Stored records
+ + + + + + +
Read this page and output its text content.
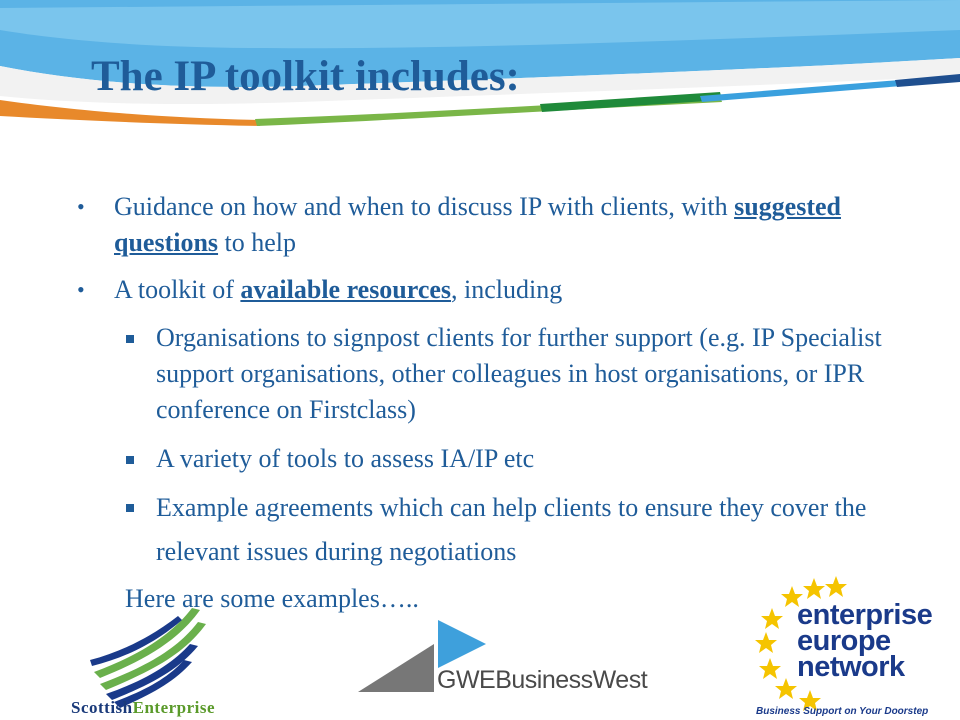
The IP toolkit includes:
• Guidance on how and when to discuss IP with clients, with suggested questions to help
• A toolkit of available resources, including
Organisations to signpost clients for further support (e.g. IP Specialist support organisations, other colleagues in host organisations, or IPR conference on Firstclass)
A variety of tools to assess IA/IP etc
Example agreements which can help clients to ensure they cover the relevant issues during negotiations
Here are some examples…..
ScottishEnterprise
GWEBusinessWest
enterprise
europe
network
Business Support on Your Doorstep
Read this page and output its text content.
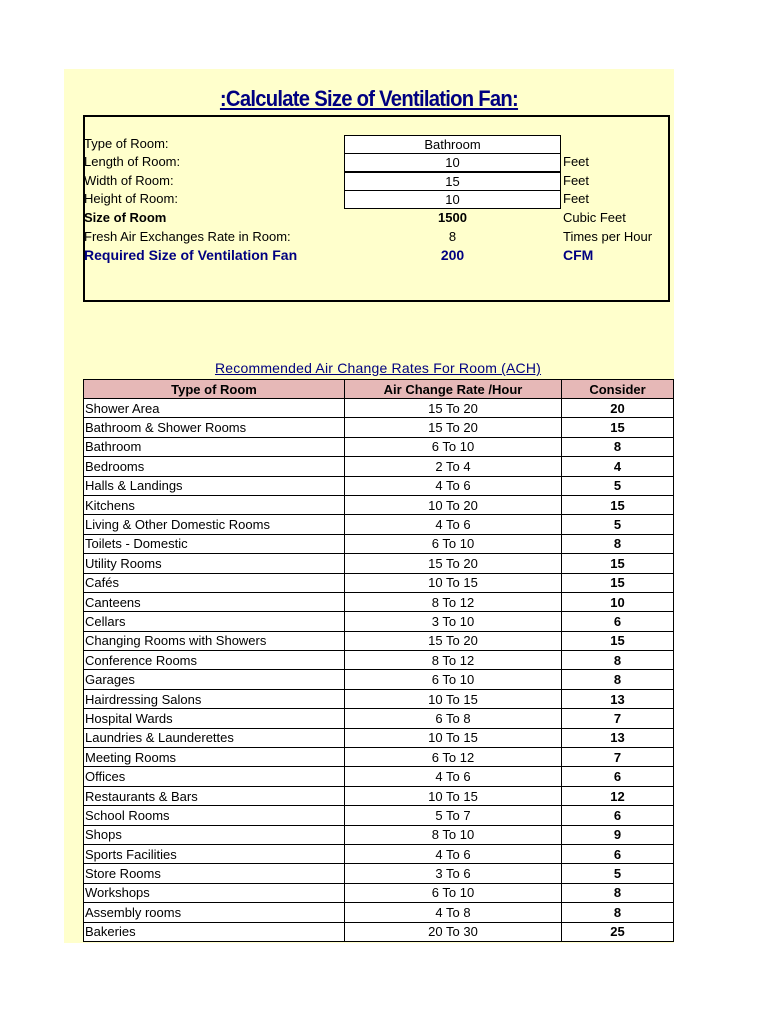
:Calculate Size of Ventilation Fan:
Type of Room:	Bathroom
Length of Room:	10	Feet
Width of Room:	15	Feet
Height of Room:	10	Feet
Size of Room	1500	Cubic Feet
Fresh Air Exchanges Rate in Room:	8	Times per Hour
Required Size of Ventilation Fan	200	CFM
Recommended Air Change Rates For Room (ACH)
Type of Room	Air Change Rate /Hour	Consider
Shower Area	15 To 20	20
Bathroom & Shower Rooms	15 To 20	15
Bathroom	6 To 10	8
Bedrooms	2 To 4	4
Halls & Landings	4 To 6	5
Kitchens	10 To 20	15
Living & Other Domestic Rooms	4 To 6	5
Toilets - Domestic	6 To 10	8
Utility Rooms	15 To 20	15
Cafés	10 To 15	15
Canteens	8 To 12	10
Cellars	3 To 10	6
Changing Rooms with Showers	15 To 20	15
Conference Rooms	8 To 12	8
Garages	6 To 10	8
Hairdressing Salons	10 To 15	13
Hospital Wards	6 To 8	7
Laundries & Launderettes	10 To 15	13
Meeting Rooms	6 To 12	7
Offices	4 To 6	6
Restaurants & Bars	10 To 15	12
School Rooms	5 To 7	6
Shops	8 To 10	9
Sports Facilities	4 To 6	6
Store Rooms	3 To 6	5
Workshops	6 To 10	8
Assembly rooms	4 To 8	8
Bakeries	20 To 30	25
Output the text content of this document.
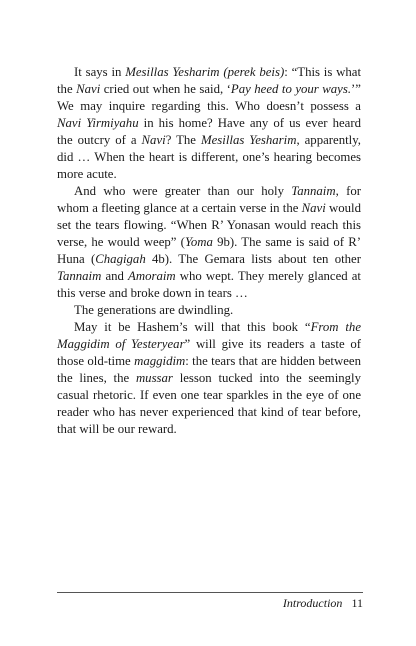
It says in Mesillas Yesharim (perek beis): “This is what the Navi cried out when he said, ‘Pay heed to your ways.’” We may inquire regarding this. Who doesn’t possess a Navi Yirmiyahu in his home? Have any of us ever heard the outcry of a Navi? The Mesillas Yesharim, apparently, did … When the heart is different, one’s hearing becomes more acute.

And who were greater than our holy Tannaim, for whom a fleeting glance at a certain verse in the Navi would set the tears flowing. “When R’ Yonasan would reach this verse, he would weep” (Yoma 9b). The same is said of R’ Huna (Chagigah 4b). The Gemara lists about ten other Tannaim and Amoraim who wept. They merely glanced at this verse and broke down in tears …

The generations are dwindling.

May it be Hashem’s will that this book “From the Maggidim of Yesteryear” will give its readers a taste of those old-time maggidim: the tears that are hidden between the lines, the mussar lesson tucked into the seemingly casual rhetoric. If even one tear sparkles in the eye of one reader who has never experienced that kind of tear before, that will be our reward.

Introduction 11
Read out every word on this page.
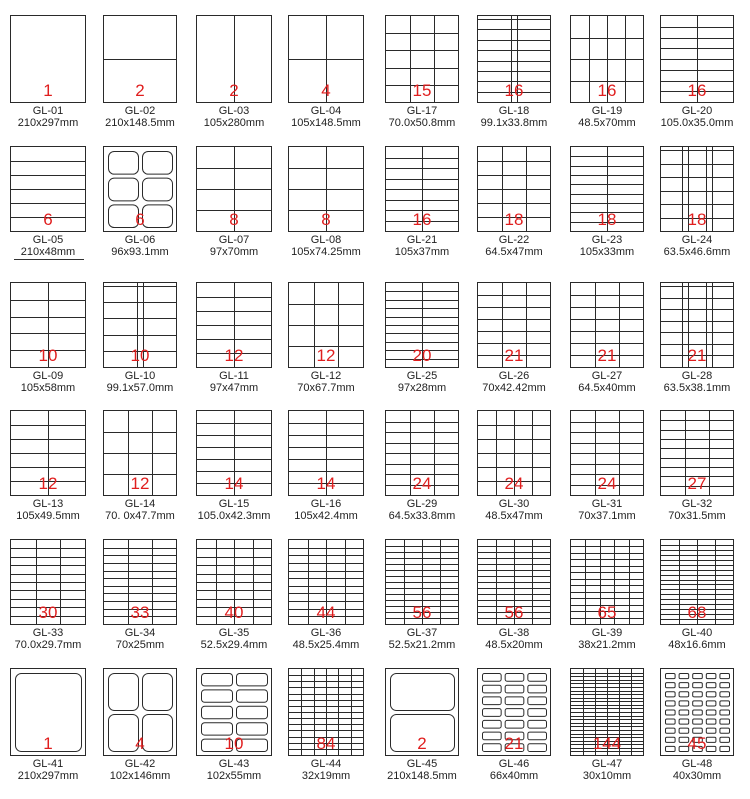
1
GL-01
210x297mm
2
GL-02
210x148.5mm
2
GL-03
105x280mm
4
GL-04
105x148.5mm
15
GL-17
70.0x50.8mm
16
GL-18
99.1x33.8mm
16
GL-19
48.5x70mm
16
GL-20
105.0x35.0mm
6
GL-05
210x48mm
6
GL-06
96x93.1mm
8
GL-07
97x70mm
8
GL-08
105x74.25mm
16
GL-21
105x37mm
18
GL-22
64.5x47mm
18
GL-23
105x33mm
18
GL-24
63.5x46.6mm
10
GL-09
105x58mm
10
GL-10
99.1x57.0mm
12
GL-11
97x47mm
12
GL-12
70x67.7mm
20
GL-25
97x28mm
21
GL-26
70x42.42mm
21
GL-27
64.5x40mm
21
GL-28
63.5x38.1mm
12
GL-13
105x49.5mm
12
GL-14
70. 0x47.7mm
14
GL-15
105.0x42.3mm
14
GL-16
105x42.4mm
24
GL-29
64.5x33.8mm
24
GL-30
48.5x47mm
24
GL-31
70x37.1mm
27
GL-32
70x31.5mm
30
GL-33
70.0x29.7mm
33
GL-34
70x25mm
40
GL-35
52.5x29.4mm
44
GL-36
48.5x25.4mm
56
GL-37
52.5x21.2mm
56
GL-38
48.5x20mm
65
GL-39
38x21.2mm
68
GL-40
48x16.6mm
1
GL-41
210x297mm
4
GL-42
102x146mm
10
GL-43
102x55mm
84
GL-44
32x19mm
2
GL-45
210x148.5mm
21
GL-46
66x40mm
144
GL-47
30x10mm
45
GL-48
40x30mm
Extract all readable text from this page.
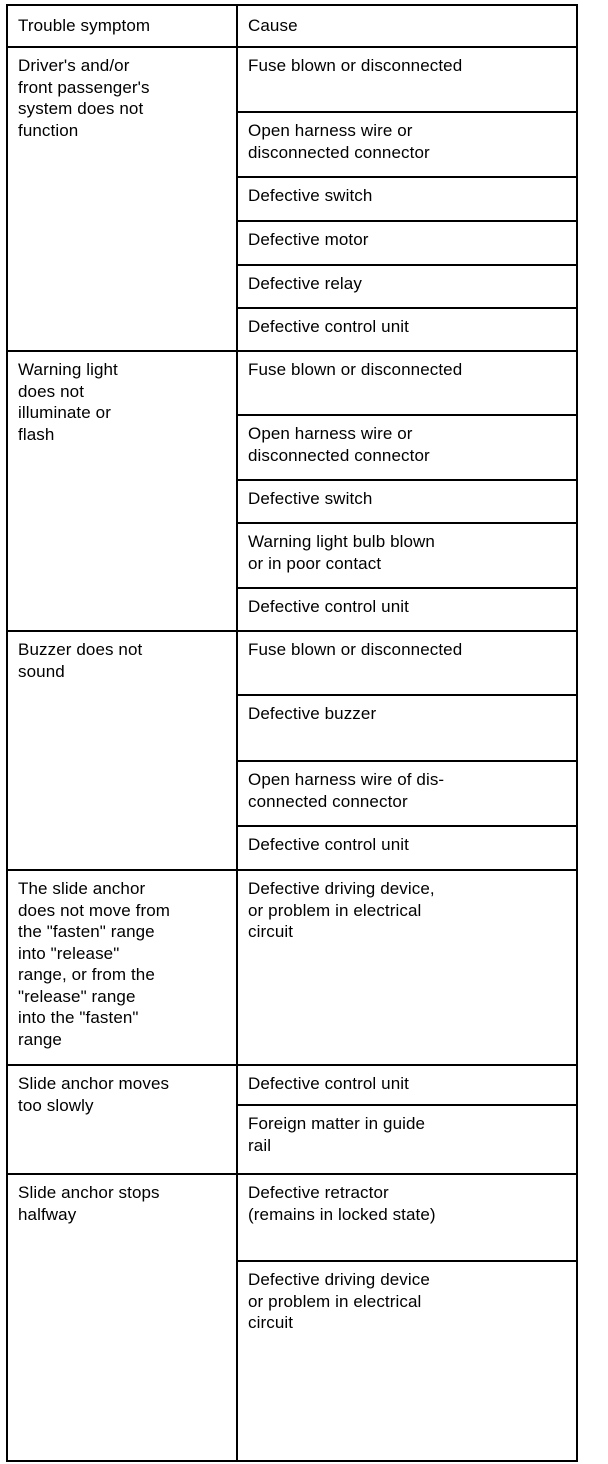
Trouble symptom	Cause
Driver's and/or
front passenger's
system does not
function
Fuse blown or disconnected
Open harness wire or
disconnected connector
Defective switch
Defective motor
Defective relay
Defective control unit
Warning light
does not
illuminate or
flash
Fuse blown or disconnected
Open harness wire or
disconnected connector
Defective switch
Warning light bulb blown
or in poor contact
Defective control unit
Buzzer does not
sound
Fuse blown or disconnected
Defective buzzer
Open harness wire of dis-
connected connector
Defective control unit
The slide anchor
does not move from
the "fasten" range
into "release"
range, or from the
"release" range
into the "fasten"
range
Defective driving device,
or problem in electrical
circuit
Slide anchor moves
too slowly
Defective control unit
Foreign matter in guide
rail
Slide anchor stops
halfway
Defective retractor
(remains in locked state)
Defective driving device
or problem in electrical
circuit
+ + + + + + +
▸ SET PROBLEM:
Every line containing the string "Bathroom" must be listed.

▸ SOLUTION TO THE PROBLEM:
Type of Room:	Bathroom
Bathroom & Shower Rooms	15 To 20	15
Bathroom	6 To 10	8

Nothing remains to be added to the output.